Source document:
2015-10-29 Thread Miroslav Lachman

Jeremy Chadwick wrote on 10/27/2015 06:05:

(I am not subscribed to the mailing list, please keep me CC'd)

Issue: a stable/10 system that has an abnormally high load average (e.g.
0.15, but may be higher depending on other variables which I can't
account for) when the machine is definitely idle (i.e. cannot be traced
to high interrupt usage per vmstat -i, cannot be traced to a userland
process or kernel thread, etc.).

This problem has been discussed many times on the FreeBSD mailing lists
and the FreeBSD forum (including some folks seeing it on 9.x, but my
complaint here is focused on 10.x so please focus there).

Extracted information:
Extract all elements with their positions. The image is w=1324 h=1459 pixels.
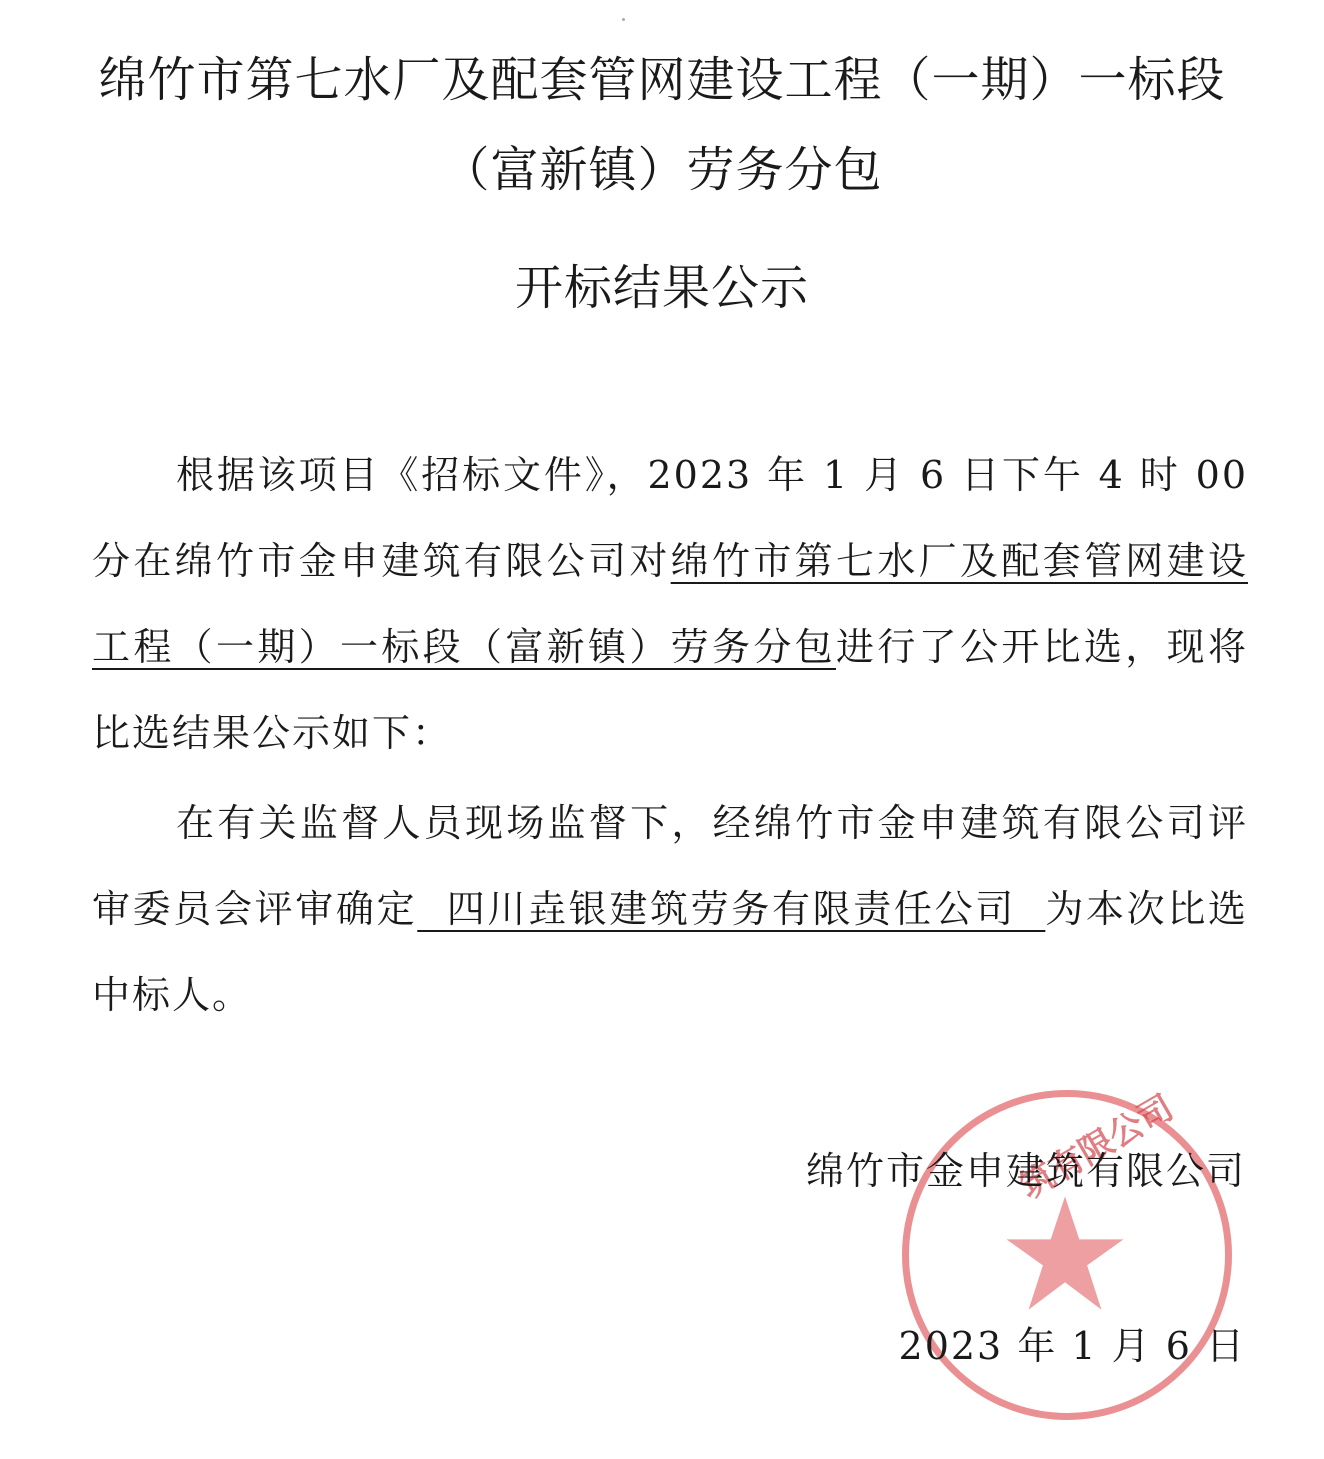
signature-organization: 绵竹市金申建筑有限公司 — [806, 1140, 1246, 1195]
seal-star-icon — [1000, 1190, 1130, 1320]
paragraph-bid-opening: 根据该项目《招标文件》，2023 年 1 月 6 日下午 4 时 00 分在绵竹… — [92, 432, 1248, 776]
document-page: 绵竹市第七水厂及配套管网建设工程（一期）一标段 （富新镇）劳务分包 开标结果公示… — [0, 0, 1324, 1459]
winning-bidder-underlined: 四川垚银建筑劳务有限责任公司 — [417, 887, 1045, 931]
scan-speck — [622, 18, 625, 21]
document-title-line-1: 绵竹市第七水厂及配套管网建设工程（一期）一标段 — [0, 50, 1324, 110]
signature-date: 2023 年 1 月 6 日 — [899, 1315, 1246, 1370]
paragraph-winner: 在有关监督人员现场监督下，经绵竹市金申建筑有限公司评审委员会评审确定 四川垚银建… — [92, 780, 1248, 1038]
document-title-line-2: （富新镇）劳务分包 — [0, 140, 1324, 200]
document-subtitle: 开标结果公示 — [0, 258, 1324, 318]
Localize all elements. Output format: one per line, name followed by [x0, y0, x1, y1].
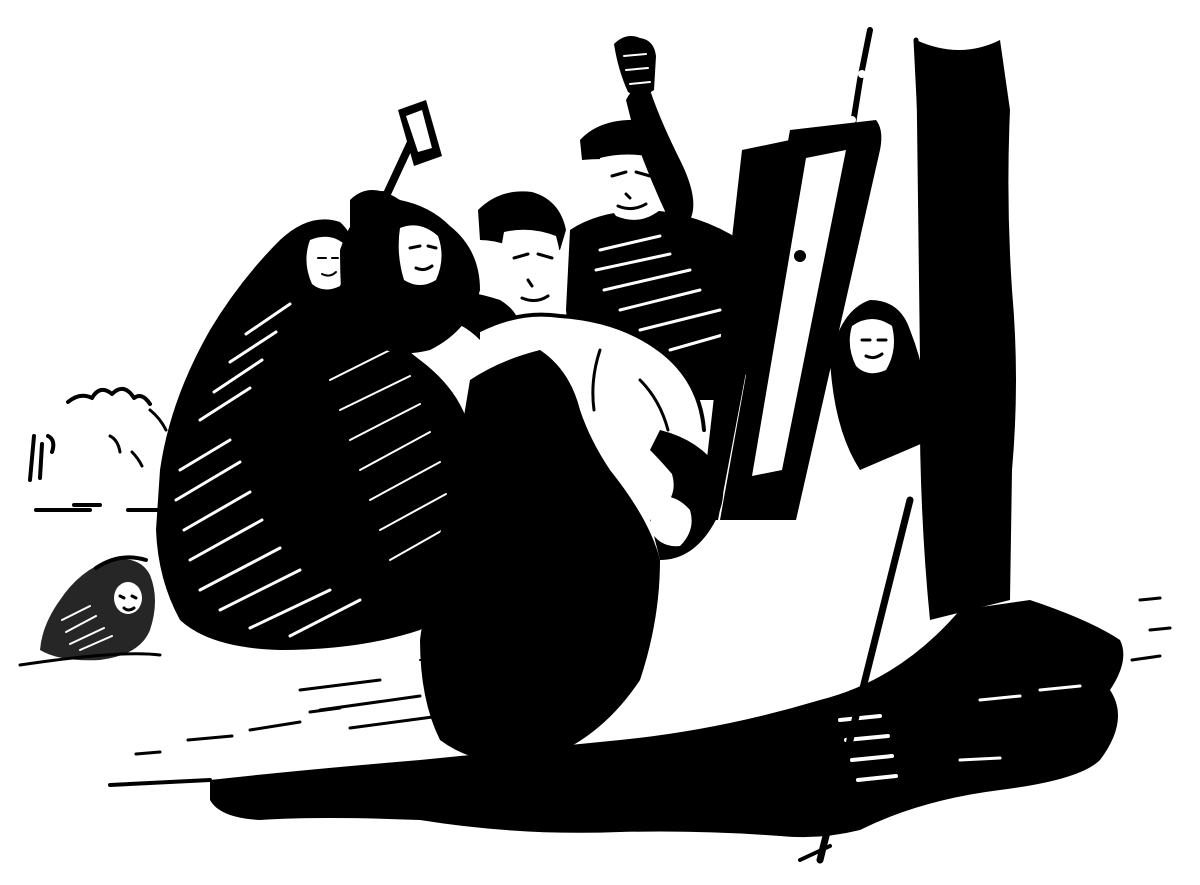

What to work on:
[A] In the FreeBSD load average post, swap "abnormally" for "unusually" and give the passage from "Jeremy Chadwick wrote" up to and including "load average (e.g.".
[B] In the FreeBSD load average post, what command output does the writer use to rule out high interrupt usage?
[C] Write what comes next in the FreeBSD load average post, picking up after its last sentence.

In response:
[A]
Jeremy Chadwick wrote on 10/27/2015 06:05:

(I am not subscribed to the mailing list, please keep me CC'd)

Issue: a stable/10 system that has an unusually high load average (e.g.

[B] vmstat -i

[C]
I'd politely like to request that anyone experiencing this, or who has
experienced it (and if you know when it stopped or why, including what
you may have done, include that), to chime in on this ticket from 2012
(made for 9.x but style of issue still applies; c#5 is quite valid):

https://bugs.freebsd.org/bugzilla/show_bug.cgi?id=173541

For those still experiencing it, I'd suggest reading c#8 and seeing if
sysctl kern.eventtimer.periodic=1 relieves the problem for you.  (At
this time I would not suggest leaving that set indefinitely, as it does
seem to increase the interrupt rate in cpuX:timer in vmstat -i.  But for
me kern.eventtimer.periodic=1 "fixes" the issue)


Is it on real HW server or in some kind of virtualization? I am seeing 
load 0.5 - 1.2 on three virtual machines in VMware. The machines are 
without any traffic. Just fresh instalation of FreeBSD 10.1 and some 
services without any public content.